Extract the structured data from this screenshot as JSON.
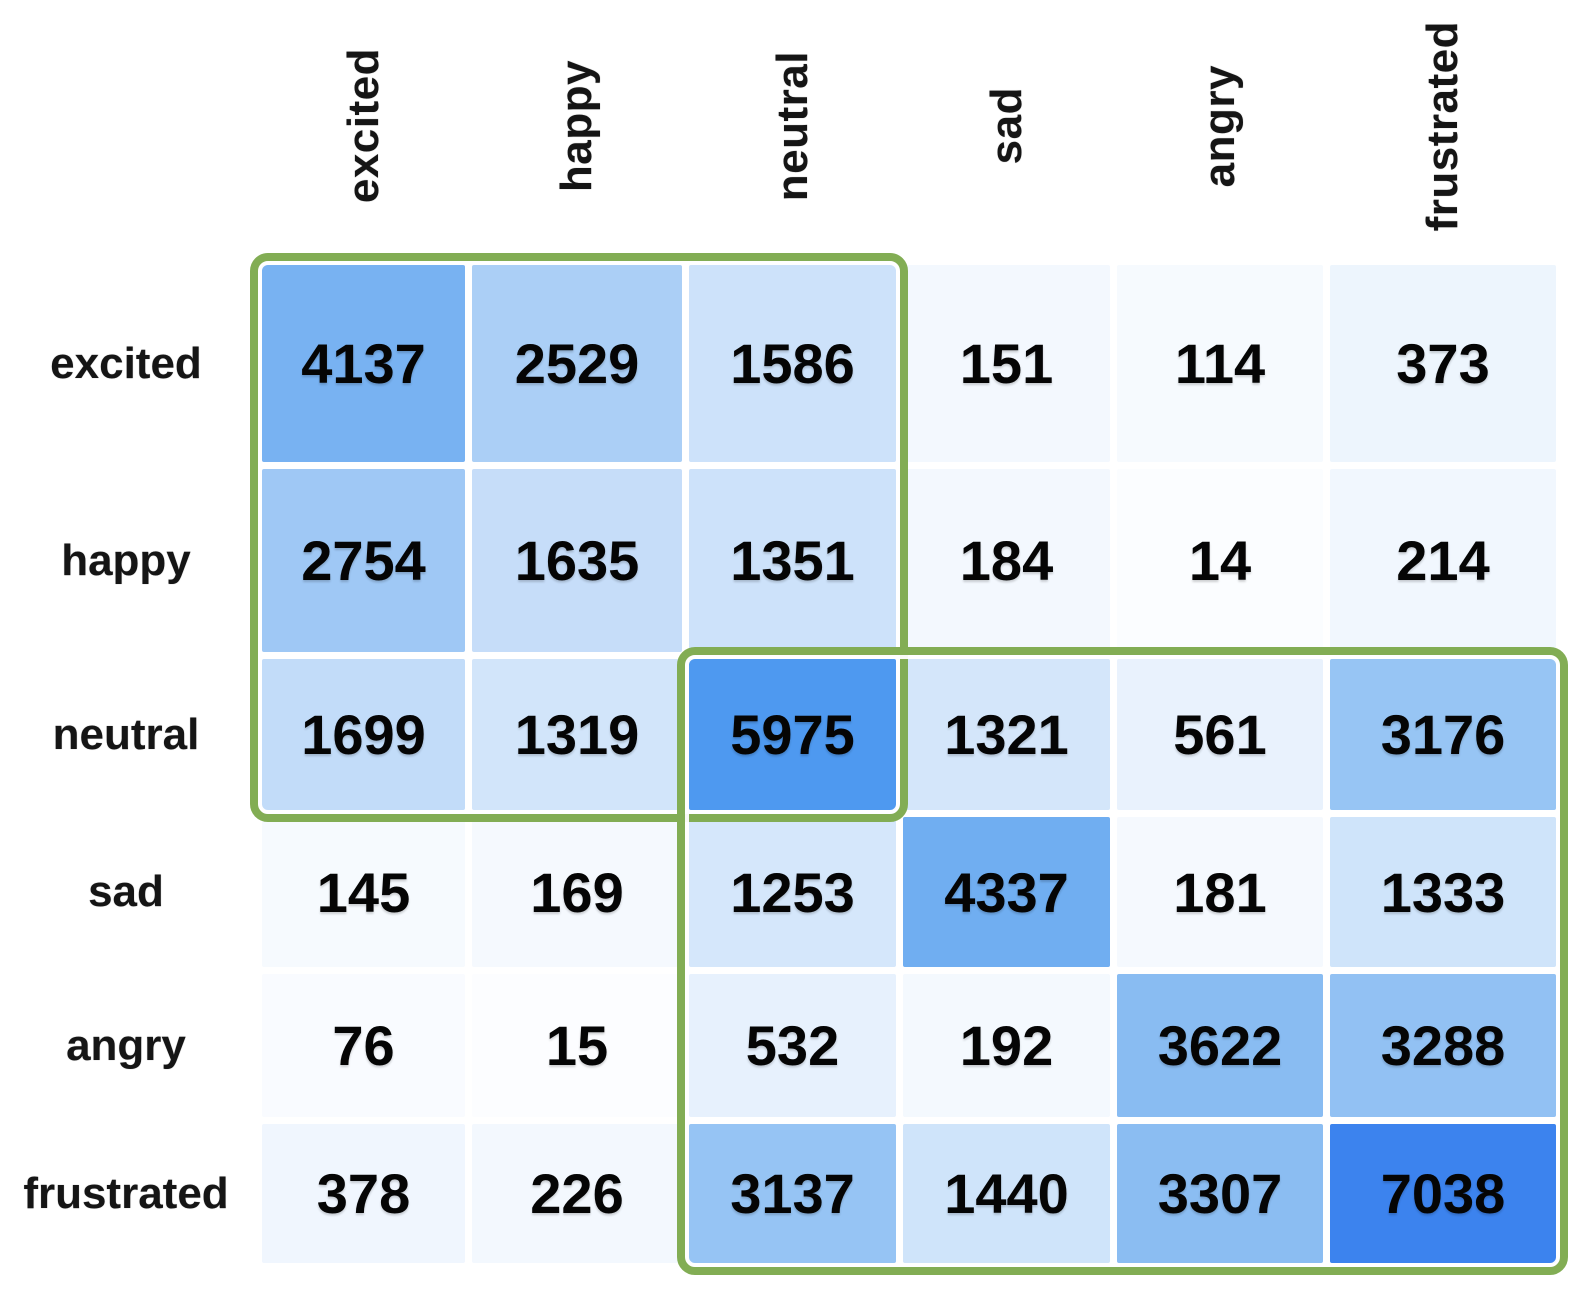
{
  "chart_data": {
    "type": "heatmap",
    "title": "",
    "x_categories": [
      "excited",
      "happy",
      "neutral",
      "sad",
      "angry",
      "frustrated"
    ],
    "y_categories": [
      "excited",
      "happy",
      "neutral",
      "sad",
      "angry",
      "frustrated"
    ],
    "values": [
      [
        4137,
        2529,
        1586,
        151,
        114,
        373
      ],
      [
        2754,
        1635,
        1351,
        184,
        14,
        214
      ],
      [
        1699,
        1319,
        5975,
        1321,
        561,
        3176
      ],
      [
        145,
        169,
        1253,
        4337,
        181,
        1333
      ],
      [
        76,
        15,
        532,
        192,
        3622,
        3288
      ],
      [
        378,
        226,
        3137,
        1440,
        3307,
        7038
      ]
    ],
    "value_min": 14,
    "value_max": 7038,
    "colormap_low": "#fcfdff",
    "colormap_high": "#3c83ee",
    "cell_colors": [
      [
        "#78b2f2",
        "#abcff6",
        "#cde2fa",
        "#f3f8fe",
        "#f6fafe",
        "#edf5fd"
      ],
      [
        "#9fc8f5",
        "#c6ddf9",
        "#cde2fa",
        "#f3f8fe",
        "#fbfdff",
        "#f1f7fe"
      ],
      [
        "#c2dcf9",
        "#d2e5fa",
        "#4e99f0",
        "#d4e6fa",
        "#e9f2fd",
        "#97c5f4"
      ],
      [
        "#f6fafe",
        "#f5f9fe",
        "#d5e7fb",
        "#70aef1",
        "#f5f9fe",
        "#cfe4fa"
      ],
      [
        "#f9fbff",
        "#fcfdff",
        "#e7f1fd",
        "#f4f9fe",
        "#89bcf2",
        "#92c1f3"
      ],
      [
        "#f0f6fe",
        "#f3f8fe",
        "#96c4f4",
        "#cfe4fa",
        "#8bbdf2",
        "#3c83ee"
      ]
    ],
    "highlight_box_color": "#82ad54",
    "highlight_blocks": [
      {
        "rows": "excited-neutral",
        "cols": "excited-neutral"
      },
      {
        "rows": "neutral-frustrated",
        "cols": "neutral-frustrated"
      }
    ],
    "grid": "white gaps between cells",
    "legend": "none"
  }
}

ASSIGNMENT: Transcribe the listing in full and omit the pictures.

OUTPUT BELOW:
Extract the structured data from this screenshot as JSON.
{
  "chart_data": {
    "type": "heatmap",
    "title": "",
    "x_categories": [
      "excited",
      "happy",
      "neutral",
      "sad",
      "angry",
      "frustrated"
    ],
    "y_categories": [
      "excited",
      "happy",
      "neutral",
      "sad",
      "angry",
      "frustrated"
    ],
    "values": [
      [
        4137,
        2529,
        1586,
        151,
        114,
        373
      ],
      [
        2754,
        1635,
        1351,
        184,
        14,
        214
      ],
      [
        1699,
        1319,
        5975,
        1321,
        561,
        3176
      ],
      [
        145,
        169,
        1253,
        4337,
        181,
        1333
      ],
      [
        76,
        15,
        532,
        192,
        3622,
        3288
      ],
      [
        378,
        226,
        3137,
        1440,
        3307,
        7038
      ]
    ],
    "value_min": 14,
    "value_max": 7038,
    "colormap_low": "#fcfdff",
    "colormap_high": "#3c83ee",
    "cell_colors": [
      [
        "#78b2f2",
        "#abcff6",
        "#cde2fa",
        "#f3f8fe",
        "#f6fafe",
        "#edf5fd"
      ],
      [
        "#9fc8f5",
        "#c6ddf9",
        "#cde2fa",
        "#f3f8fe",
        "#fbfdff",
        "#f1f7fe"
      ],
      [
        "#c2dcf9",
        "#d2e5fa",
        "#4e99f0",
        "#d4e6fa",
        "#e9f2fd",
        "#97c5f4"
      ],
      [
        "#f6fafe",
        "#f5f9fe",
        "#d5e7fb",
        "#70aef1",
        "#f5f9fe",
        "#cfe4fa"
      ],
      [
        "#f9fbff",
        "#fcfdff",
        "#e7f1fd",
        "#f4f9fe",
        "#89bcf2",
        "#92c1f3"
      ],
      [
        "#f0f6fe",
        "#f3f8fe",
        "#96c4f4",
        "#cfe4fa",
        "#8bbdf2",
        "#3c83ee"
      ]
    ],
    "highlight_box_color": "#82ad54",
    "highlight_blocks": [
      {
        "rows": "excited-neutral",
        "cols": "excited-neutral"
      },
      {
        "rows": "neutral-frustrated",
        "cols": "neutral-frustrated"
      }
    ],
    "grid": "white gaps between cells",
    "legend": "none"
  }
}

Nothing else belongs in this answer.